■ The request: Write the material out again in full, exactly.

■ Supplied records:
- - -
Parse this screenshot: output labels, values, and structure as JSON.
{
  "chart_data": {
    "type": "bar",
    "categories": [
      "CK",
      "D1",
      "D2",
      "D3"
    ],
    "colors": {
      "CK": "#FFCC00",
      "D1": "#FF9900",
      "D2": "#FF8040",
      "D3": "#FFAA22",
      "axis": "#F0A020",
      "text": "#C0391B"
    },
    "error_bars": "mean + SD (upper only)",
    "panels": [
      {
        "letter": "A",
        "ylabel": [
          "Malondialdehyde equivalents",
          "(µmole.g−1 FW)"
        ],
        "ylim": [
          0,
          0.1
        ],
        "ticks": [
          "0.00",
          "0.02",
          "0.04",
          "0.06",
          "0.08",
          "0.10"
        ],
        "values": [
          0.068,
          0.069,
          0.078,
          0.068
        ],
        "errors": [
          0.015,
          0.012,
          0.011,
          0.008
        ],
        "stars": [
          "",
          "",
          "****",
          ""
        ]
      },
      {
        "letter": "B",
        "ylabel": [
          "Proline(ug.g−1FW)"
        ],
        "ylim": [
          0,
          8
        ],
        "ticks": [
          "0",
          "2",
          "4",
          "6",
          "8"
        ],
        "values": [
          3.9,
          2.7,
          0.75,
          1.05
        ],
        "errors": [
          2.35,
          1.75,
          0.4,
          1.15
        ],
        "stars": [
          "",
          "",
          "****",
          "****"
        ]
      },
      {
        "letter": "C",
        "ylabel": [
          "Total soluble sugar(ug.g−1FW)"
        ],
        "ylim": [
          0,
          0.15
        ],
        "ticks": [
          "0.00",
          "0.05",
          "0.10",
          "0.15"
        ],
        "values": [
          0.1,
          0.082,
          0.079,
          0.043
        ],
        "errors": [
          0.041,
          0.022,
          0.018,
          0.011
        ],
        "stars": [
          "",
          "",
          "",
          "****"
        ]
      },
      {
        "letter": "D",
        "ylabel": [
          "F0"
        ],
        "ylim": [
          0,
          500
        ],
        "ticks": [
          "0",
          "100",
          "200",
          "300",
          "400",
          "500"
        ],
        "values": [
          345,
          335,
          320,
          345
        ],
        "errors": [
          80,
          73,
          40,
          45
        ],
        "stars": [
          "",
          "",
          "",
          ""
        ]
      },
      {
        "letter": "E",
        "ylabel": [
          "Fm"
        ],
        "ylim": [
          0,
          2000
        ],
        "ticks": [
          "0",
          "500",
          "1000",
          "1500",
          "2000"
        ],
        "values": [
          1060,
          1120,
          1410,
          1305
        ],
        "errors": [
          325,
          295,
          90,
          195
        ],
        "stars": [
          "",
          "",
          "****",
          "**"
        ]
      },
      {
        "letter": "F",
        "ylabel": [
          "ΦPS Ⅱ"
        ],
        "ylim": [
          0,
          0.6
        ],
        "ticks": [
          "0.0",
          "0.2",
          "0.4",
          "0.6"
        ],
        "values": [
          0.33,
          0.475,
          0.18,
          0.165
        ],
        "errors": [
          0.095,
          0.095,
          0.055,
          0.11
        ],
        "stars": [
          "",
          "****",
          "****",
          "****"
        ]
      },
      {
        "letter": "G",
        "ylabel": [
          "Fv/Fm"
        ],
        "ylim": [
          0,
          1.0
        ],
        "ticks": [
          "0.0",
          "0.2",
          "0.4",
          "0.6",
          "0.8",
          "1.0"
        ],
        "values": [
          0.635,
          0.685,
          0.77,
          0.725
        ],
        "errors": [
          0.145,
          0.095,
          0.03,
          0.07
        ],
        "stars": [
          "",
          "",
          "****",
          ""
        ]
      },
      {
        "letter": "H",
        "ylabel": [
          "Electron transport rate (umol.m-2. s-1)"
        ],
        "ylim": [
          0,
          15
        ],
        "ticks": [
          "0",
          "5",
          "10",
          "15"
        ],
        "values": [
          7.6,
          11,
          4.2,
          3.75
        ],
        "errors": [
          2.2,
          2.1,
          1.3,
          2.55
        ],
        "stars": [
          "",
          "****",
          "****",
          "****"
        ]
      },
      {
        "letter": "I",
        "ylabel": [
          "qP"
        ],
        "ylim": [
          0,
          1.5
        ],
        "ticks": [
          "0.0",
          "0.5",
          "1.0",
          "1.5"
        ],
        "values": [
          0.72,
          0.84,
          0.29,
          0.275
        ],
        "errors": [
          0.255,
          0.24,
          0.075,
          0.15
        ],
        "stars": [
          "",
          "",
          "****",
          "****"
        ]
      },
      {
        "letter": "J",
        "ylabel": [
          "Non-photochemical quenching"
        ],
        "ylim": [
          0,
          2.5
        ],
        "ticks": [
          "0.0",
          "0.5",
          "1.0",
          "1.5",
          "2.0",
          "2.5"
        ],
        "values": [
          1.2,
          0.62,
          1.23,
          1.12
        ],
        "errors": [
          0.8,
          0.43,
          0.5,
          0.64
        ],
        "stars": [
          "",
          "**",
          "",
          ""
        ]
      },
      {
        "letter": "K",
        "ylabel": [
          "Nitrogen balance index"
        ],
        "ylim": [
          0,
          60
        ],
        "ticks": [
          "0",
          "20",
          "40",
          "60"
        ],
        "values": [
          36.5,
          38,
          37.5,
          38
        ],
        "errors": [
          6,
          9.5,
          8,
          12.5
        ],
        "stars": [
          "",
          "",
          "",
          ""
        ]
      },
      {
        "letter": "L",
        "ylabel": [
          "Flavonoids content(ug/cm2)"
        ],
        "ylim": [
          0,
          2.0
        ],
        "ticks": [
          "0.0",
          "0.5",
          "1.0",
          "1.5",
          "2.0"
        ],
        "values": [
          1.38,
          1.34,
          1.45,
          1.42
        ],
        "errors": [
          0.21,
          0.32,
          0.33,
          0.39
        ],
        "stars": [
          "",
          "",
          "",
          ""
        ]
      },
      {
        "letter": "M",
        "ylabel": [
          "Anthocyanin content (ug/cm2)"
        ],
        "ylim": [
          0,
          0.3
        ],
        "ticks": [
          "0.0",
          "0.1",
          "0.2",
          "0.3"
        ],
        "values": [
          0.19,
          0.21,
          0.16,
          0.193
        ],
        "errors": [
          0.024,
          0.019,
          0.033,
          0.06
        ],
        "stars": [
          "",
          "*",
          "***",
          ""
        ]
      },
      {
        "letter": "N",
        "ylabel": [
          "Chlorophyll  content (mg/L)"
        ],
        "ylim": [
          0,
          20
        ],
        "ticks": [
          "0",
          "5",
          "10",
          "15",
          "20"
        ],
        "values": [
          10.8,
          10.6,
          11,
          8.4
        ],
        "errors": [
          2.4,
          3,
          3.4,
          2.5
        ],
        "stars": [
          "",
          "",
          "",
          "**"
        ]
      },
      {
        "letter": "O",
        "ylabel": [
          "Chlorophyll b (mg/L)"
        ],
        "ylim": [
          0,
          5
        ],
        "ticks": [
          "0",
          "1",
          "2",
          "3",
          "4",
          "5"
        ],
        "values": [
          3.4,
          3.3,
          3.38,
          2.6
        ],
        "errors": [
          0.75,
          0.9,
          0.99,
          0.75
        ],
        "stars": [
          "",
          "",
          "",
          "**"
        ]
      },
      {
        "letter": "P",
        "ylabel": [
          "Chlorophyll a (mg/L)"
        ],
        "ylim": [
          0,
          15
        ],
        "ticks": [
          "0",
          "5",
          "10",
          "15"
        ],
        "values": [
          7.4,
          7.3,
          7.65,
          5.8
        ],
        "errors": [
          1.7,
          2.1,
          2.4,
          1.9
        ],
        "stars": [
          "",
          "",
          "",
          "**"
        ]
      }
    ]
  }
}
- - -
■ Correct answer:
Parse this screenshot: output labels, values, and structure as JSON.
{
  "chart_data": {
    "type": "bar",
    "categories": [
      "CK",
      "D1",
      "D2",
      "D3"
    ],
    "colors": {
      "CK": "#FFCC00",
      "D1": "#FF9900",
      "D2": "#FF8040",
      "D3": "#FFAA22",
      "axis": "#F0A020",
      "text": "#C0391B"
    },
    "error_bars": "mean + SD (upper only)",
    "panels": [
      {
        "letter": "A",
        "ylabel": [
          "Malondialdehyde equivalents",
          "(µmole.g−1 FW)"
        ],
        "ylim": [
          0,
          0.1
        ],
        "ticks": [
          "0.00",
          "0.02",
          "0.04",
          "0.06",
          "0.08",
          "0.10"
        ],
        "values": [
          0.068,
          0.069,
          0.078,
          0.068
        ],
        "errors": [
          0.015,
          0.012,
          0.011,
          0.008
        ],
        "stars": [
          "",
          "",
          "****",
          ""
        ]
      },
      {
        "letter": "B",
        "ylabel": [
          "Proline(ug.g−1FW)"
        ],
        "ylim": [
          0,
          8
        ],
        "ticks": [
          "0",
          "2",
          "4",
          "6",
          "8"
        ],
        "values": [
          3.9,
          2.7,
          0.75,
          1.05
        ],
        "errors": [
          2.35,
          1.75,
          0.4,
          1.15
        ],
        "stars": [
          "",
          "",
          "****",
          "****"
        ]
      },
      {
        "letter": "C",
        "ylabel": [
          "Total soluble sugar(ug.g−1FW)"
        ],
        "ylim": [
          0,
          0.15
        ],
        "ticks": [
          "0.00",
          "0.05",
          "0.10",
          "0.15"
        ],
        "values": [
          0.1,
          0.082,
          0.079,
          0.043
        ],
        "errors": [
          0.041,
          0.022,
          0.018,
          0.011
        ],
        "stars": [
          "",
          "",
          "",
          "****"
        ]
      },
      {
        "letter": "D",
        "ylabel": [
          "F0"
        ],
        "ylim": [
          0,
          500
        ],
        "ticks": [
          "0",
          "100",
          "200",
          "300",
          "400",
          "500"
        ],
        "values": [
          345,
          335,
          320,
          345
        ],
        "errors": [
          80,
          73,
          40,
          45
        ],
        "stars": [
          "",
          "",
          "",
          ""
        ]
      },
      {
        "letter": "E",
        "ylabel": [
          "Fm"
        ],
        "ylim": [
          0,
          2000
        ],
        "ticks": [
          "0",
          "500",
          "1000",
          "1500",
          "2000"
        ],
        "values": [
          1060,
          1120,
          1410,
          1305
        ],
        "errors": [
          325,
          295,
          90,
          195
        ],
        "stars": [
          "",
          "",
          "****",
          "**"
        ]
      },
      {
        "letter": "F",
        "ylabel": [
          "ΦPS Ⅱ"
        ],
        "ylim": [
          0,
          0.6
        ],
        "ticks": [
          "0.0",
          "0.2",
          "0.4",
          "0.6"
        ],
        "values": [
          0.33,
          0.475,
          0.18,
          0.165
        ],
        "errors": [
          0.095,
          0.095,
          0.055,
          0.11
        ],
        "stars": [
          "",
          "****",
          "****",
          "****"
        ]
      },
      {
        "letter": "G",
        "ylabel": [
          "Fv/Fm"
        ],
        "ylim": [
          0,
          1.0
        ],
        "ticks": [
          "0.0",
          "0.2",
          "0.4",
          "0.6",
          "0.8",
          "1.0"
        ],
        "values": [
          0.635,
          0.685,
          0.77,
          0.725
        ],
        "errors": [
          0.145,
          0.095,
          0.03,
          0.07
        ],
        "stars": [
          "",
          "",
          "****",
          ""
        ]
      },
      {
        "letter": "H",
        "ylabel": [
          "Electron transport rate (umol.m-2. s-1)"
        ],
        "ylim": [
          0,
          15
        ],
        "ticks": [
          "0",
          "5",
          "10",
          "15"
        ],
        "values": [
          7.6,
          11,
          4.2,
          3.75
        ],
        "errors": [
          2.2,
          2.1,
          1.3,
          2.55
        ],
        "stars": [
          "",
          "****",
          "****",
          "****"
        ]
      },
      {
        "letter": "I",
        "ylabel": [
          "qP"
        ],
        "ylim": [
          0,
          1.5
        ],
        "ticks": [
          "0.0",
          "0.5",
          "1.0",
          "1.5"
        ],
        "values": [
          0.72,
          0.84,
          0.29,
          0.275
        ],
        "errors": [
          0.255,
          0.24,
          0.075,
          0.15
        ],
        "stars": [
          "",
          "",
          "****",
          "****"
        ]
      },
      {
        "letter": "J",
        "ylabel": [
          "Non-photochemical quenching"
        ],
        "ylim": [
          0,
          2.5
        ],
        "ticks": [
          "0.0",
          "0.5",
          "1.0",
          "1.5",
          "2.0",
          "2.5"
        ],
        "values": [
          1.2,
          0.62,
          1.23,
          1.12
        ],
        "errors": [
          0.8,
          0.43,
          0.5,
          0.64
        ],
        "stars": [
          "",
          "**",
          "",
          ""
        ]
      },
      {
        "letter": "K",
        "ylabel": [
          "Nitrogen balance index"
        ],
        "ylim": [
          0,
          60
        ],
        "ticks": [
          "0",
          "20",
          "40",
          "60"
        ],
        "values": [
          36.5,
          38,
          37.5,
          38
        ],
        "errors": [
          6,
          9.5,
          8,
          12.5
        ],
        "stars": [
          "",
          "",
          "",
          ""
        ]
      },
      {
        "letter": "L",
        "ylabel": [
          "Flavonoids content(ug/cm2)"
        ],
        "ylim": [
          0,
          2.0
        ],
        "ticks": [
          "0.0",
          "0.5",
          "1.0",
          "1.5",
          "2.0"
        ],
        "values": [
          1.38,
          1.34,
          1.45,
          1.42
        ],
        "errors": [
          0.21,
          0.32,
          0.33,
          0.39
        ],
        "stars": [
          "",
          "",
          "",
          ""
        ]
      },
      {
        "letter": "M",
        "ylabel": [
          "Anthocyanin content (ug/cm2)"
        ],
        "ylim": [
          0,
          0.3
        ],
        "ticks": [
          "0.0",
          "0.1",
          "0.2",
          "0.3"
        ],
        "values": [
          0.19,
          0.21,
          0.16,
          0.193
        ],
        "errors": [
          0.024,
          0.019,
          0.033,
          0.06
        ],
        "stars": [
          "",
          "*",
          "***",
          ""
        ]
      },
      {
        "letter": "N",
        "ylabel": [
          "Chlorophyll  content (mg/L)"
        ],
        "ylim": [
          0,
          20
        ],
        "ticks": [
          "0",
          "5",
          "10",
          "15",
          "20"
        ],
        "values": [
          10.8,
          10.6,
          11,
          8.4
        ],
        "errors": [
          2.4,
          3,
          3.4,
          2.5
        ],
        "stars": [
          "",
          "",
          "",
          "**"
        ]
      },
      {
        "letter": "O",
        "ylabel": [
          "Chlorophyll b (mg/L)"
        ],
        "ylim": [
          0,
          5
        ],
        "ticks": [
          "0",
          "1",
          "2",
          "3",
          "4",
          "5"
        ],
        "values": [
          3.4,
          3.3,
          3.38,
          2.6
        ],
        "errors": [
          0.75,
          0.9,
          0.99,
          0.75
        ],
        "stars": [
          "",
          "",
          "",
          "**"
        ]
      },
      {
        "letter": "P",
        "ylabel": [
          "Chlorophyll a (mg/L)"
        ],
        "ylim": [
          0,
          15
        ],
        "ticks": [
          "0",
          "5",
          "10",
          "15"
        ],
        "values": [
          7.4,
          7.3,
          7.65,
          5.8
        ],
        "errors": [
          1.7,
          2.1,
          2.4,
          1.9
        ],
        "stars": [
          "",
          "",
          "",
          "**"
        ]
      }
    ]
  }
}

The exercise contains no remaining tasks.